» PROBLEM TO WORK ON
Go through the data below. List every line that holds the word "acumulación".

** START OF ENTRIES PROVIDED **

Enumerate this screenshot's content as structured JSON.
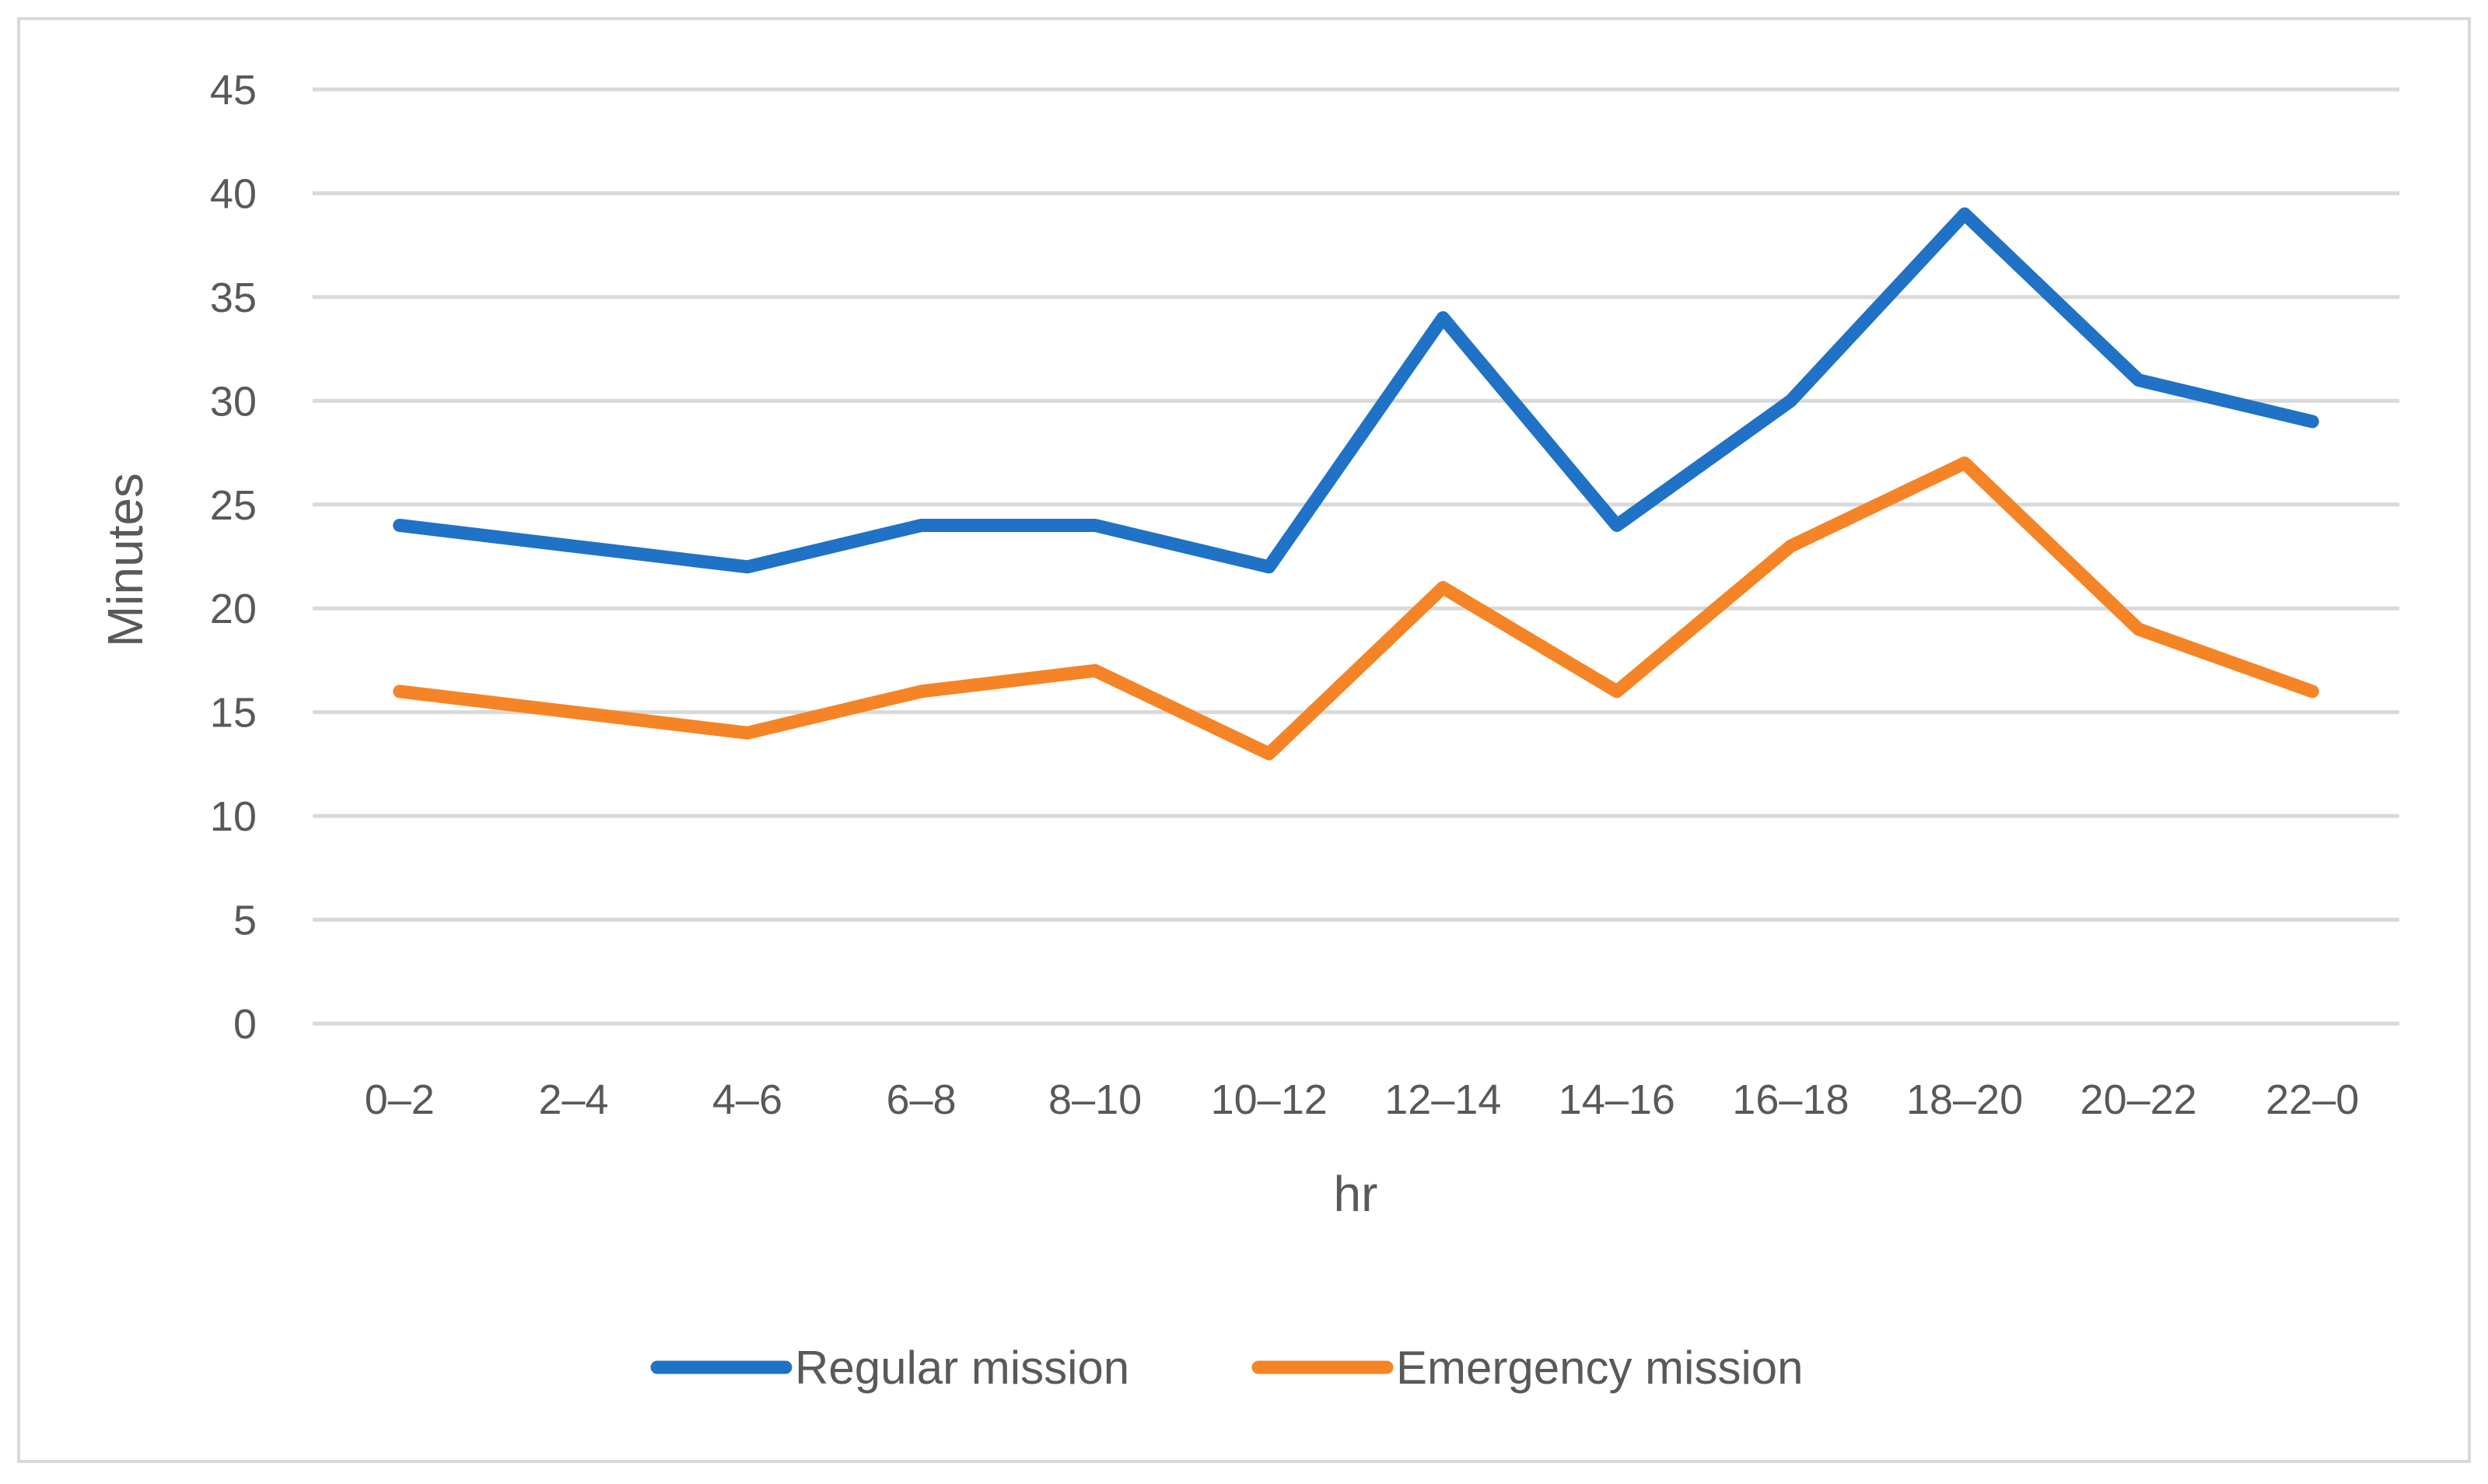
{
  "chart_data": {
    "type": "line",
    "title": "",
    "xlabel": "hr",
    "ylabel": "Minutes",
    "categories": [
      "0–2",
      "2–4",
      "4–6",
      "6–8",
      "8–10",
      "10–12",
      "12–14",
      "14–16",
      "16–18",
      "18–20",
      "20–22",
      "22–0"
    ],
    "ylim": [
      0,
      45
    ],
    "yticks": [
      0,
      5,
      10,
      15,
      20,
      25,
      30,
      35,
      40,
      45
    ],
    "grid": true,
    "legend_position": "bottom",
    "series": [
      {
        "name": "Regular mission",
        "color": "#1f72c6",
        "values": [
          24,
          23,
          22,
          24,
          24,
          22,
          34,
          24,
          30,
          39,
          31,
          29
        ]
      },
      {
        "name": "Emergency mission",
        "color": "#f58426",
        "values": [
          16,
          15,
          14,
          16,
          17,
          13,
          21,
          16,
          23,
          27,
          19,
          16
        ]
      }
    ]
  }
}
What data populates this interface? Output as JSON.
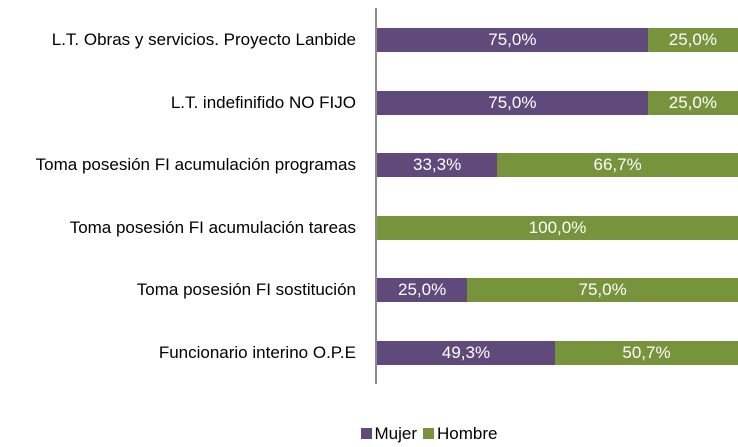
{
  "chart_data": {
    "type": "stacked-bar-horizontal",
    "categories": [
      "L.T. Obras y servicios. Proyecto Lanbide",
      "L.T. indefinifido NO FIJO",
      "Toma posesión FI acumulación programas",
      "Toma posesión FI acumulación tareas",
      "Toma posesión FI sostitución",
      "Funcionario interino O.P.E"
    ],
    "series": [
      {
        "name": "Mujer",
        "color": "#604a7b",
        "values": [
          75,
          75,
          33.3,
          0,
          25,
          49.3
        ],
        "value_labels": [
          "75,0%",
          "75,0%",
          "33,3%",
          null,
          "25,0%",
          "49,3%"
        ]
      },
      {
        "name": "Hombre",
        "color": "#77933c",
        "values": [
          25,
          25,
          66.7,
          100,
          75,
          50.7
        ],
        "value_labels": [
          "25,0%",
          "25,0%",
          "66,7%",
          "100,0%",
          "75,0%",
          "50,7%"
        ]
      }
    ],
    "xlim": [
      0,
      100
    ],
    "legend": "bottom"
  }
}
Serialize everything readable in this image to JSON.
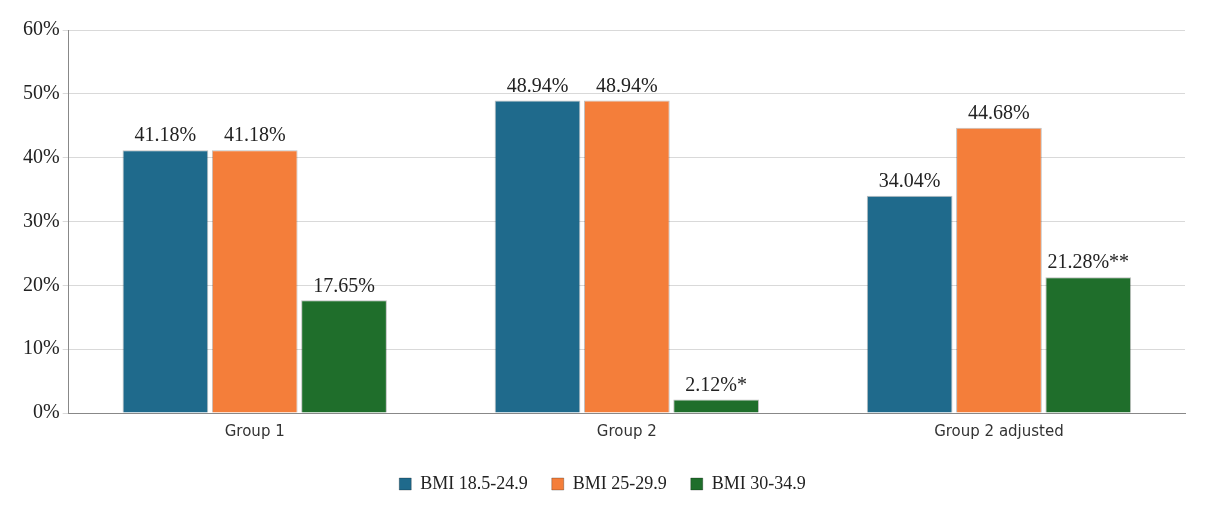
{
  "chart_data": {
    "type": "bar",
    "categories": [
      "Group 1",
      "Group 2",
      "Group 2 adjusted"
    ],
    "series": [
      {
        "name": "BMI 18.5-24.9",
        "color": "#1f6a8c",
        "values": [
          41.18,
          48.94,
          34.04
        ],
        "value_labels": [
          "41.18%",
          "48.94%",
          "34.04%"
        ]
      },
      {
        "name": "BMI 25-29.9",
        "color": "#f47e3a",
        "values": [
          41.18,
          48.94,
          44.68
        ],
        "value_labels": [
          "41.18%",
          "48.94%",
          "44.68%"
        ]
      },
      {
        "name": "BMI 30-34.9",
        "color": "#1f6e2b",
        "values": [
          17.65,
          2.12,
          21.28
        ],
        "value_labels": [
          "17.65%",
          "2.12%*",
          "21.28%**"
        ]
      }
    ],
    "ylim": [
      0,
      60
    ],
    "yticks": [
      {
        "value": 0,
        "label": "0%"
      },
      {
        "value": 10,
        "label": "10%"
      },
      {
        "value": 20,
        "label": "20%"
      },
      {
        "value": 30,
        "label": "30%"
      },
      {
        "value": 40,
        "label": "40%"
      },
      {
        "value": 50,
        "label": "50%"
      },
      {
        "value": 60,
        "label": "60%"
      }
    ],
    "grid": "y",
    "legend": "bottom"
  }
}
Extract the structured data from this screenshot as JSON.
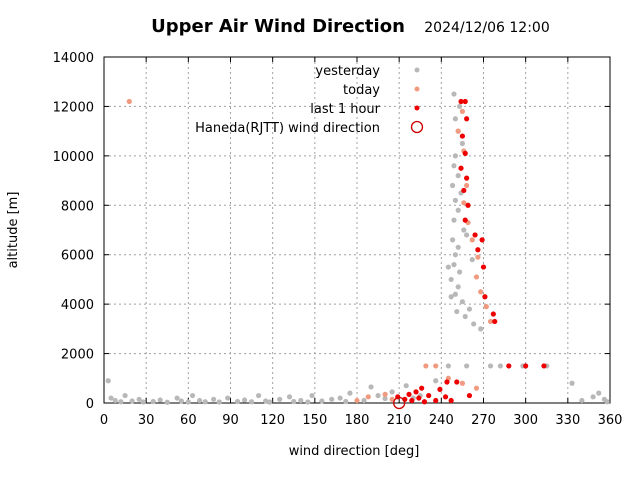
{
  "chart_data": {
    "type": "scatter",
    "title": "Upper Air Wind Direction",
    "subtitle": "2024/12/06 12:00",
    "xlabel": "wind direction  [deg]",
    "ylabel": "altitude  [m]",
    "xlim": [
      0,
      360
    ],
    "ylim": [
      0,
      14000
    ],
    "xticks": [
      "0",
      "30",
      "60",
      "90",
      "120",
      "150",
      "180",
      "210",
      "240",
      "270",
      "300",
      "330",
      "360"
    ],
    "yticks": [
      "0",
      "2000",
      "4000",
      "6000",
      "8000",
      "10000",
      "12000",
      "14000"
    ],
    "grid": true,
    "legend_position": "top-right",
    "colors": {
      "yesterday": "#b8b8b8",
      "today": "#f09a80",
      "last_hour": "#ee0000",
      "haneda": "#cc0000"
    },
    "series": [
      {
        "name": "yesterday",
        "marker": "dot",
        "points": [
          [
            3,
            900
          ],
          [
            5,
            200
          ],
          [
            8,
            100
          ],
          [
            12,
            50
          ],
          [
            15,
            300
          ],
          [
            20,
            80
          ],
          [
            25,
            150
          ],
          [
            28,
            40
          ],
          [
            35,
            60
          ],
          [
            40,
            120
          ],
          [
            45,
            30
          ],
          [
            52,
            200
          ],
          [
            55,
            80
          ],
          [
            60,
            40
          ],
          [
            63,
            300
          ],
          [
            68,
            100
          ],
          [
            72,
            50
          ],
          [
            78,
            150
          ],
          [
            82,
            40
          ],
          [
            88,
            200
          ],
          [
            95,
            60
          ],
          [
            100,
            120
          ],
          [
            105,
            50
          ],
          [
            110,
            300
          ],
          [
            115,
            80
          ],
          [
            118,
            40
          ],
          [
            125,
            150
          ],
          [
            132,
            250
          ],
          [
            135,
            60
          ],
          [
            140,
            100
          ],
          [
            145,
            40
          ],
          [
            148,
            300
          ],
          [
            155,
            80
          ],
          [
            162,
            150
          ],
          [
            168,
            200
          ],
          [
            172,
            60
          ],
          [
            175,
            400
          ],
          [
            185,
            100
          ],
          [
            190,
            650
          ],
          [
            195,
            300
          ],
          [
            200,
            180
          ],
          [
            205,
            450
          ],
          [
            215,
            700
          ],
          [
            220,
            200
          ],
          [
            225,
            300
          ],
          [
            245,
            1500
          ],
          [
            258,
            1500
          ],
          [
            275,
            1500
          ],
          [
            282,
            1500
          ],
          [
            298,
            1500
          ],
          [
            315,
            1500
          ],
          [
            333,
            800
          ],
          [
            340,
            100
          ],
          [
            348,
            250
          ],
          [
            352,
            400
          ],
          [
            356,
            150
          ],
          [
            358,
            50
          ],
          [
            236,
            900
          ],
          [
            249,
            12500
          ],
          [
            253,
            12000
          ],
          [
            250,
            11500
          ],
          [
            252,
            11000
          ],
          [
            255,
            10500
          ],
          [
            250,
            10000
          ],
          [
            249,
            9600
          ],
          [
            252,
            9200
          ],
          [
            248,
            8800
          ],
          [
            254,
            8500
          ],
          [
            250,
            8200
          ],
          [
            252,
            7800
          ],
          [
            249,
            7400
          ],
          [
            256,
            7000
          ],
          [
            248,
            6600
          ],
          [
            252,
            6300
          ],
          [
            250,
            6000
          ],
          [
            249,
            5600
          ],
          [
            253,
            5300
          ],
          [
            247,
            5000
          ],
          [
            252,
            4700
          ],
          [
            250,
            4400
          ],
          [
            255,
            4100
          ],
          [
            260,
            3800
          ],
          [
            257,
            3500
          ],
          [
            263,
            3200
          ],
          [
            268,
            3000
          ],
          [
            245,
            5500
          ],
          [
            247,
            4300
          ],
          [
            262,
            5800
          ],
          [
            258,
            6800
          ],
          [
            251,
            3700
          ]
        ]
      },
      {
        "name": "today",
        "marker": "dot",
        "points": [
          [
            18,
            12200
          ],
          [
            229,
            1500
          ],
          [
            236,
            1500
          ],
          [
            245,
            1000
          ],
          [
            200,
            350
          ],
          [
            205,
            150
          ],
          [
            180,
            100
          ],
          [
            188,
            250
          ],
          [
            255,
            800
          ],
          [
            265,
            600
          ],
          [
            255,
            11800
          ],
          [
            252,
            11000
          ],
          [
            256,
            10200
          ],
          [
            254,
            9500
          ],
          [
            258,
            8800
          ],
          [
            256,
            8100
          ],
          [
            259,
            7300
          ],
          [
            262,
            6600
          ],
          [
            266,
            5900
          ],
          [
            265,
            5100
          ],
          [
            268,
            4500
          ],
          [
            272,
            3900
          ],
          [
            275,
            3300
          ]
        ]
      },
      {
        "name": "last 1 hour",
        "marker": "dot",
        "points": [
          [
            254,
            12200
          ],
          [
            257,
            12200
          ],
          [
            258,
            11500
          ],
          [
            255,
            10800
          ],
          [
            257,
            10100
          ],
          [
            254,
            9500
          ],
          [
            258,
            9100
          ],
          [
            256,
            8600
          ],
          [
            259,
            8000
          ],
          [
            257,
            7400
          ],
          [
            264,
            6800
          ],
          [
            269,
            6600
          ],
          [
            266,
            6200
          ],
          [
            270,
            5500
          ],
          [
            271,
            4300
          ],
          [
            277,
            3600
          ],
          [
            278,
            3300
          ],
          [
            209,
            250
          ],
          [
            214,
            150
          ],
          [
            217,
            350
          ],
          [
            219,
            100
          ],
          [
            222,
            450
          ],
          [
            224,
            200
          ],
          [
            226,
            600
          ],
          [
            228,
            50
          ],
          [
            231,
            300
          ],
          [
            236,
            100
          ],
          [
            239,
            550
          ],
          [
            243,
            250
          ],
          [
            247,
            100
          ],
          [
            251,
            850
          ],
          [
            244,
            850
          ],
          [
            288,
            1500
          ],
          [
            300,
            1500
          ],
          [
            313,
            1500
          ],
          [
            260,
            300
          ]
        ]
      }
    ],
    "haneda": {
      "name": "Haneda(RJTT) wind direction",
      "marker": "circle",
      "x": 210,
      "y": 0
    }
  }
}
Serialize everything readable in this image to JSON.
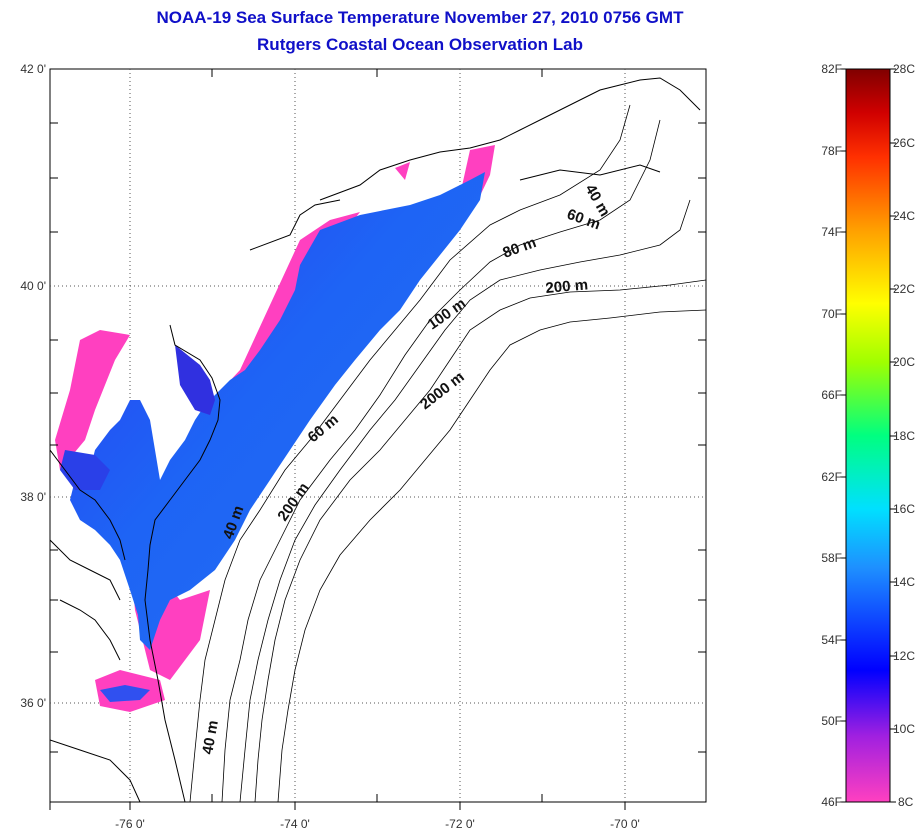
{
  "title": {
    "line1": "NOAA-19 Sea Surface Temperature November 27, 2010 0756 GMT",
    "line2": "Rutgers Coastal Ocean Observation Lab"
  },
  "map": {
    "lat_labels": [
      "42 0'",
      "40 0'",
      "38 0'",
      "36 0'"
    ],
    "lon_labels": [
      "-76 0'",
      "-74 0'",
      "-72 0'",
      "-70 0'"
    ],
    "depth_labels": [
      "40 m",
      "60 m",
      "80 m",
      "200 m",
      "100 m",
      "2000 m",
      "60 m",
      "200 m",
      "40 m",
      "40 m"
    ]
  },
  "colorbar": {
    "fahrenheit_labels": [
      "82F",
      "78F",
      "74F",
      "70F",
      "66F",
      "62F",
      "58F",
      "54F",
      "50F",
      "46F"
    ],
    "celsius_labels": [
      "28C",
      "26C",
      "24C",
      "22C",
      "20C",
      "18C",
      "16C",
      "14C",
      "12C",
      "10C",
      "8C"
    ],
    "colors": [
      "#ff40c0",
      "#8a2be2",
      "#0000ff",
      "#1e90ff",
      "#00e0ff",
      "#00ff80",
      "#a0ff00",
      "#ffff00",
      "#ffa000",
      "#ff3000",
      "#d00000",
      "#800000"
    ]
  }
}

** END OF ENTRIES PROVIDED **

» WORKED SOLUTION
      "Toma posesión FI acumulación programas",
      "Toma posesión FI acumulación tareas",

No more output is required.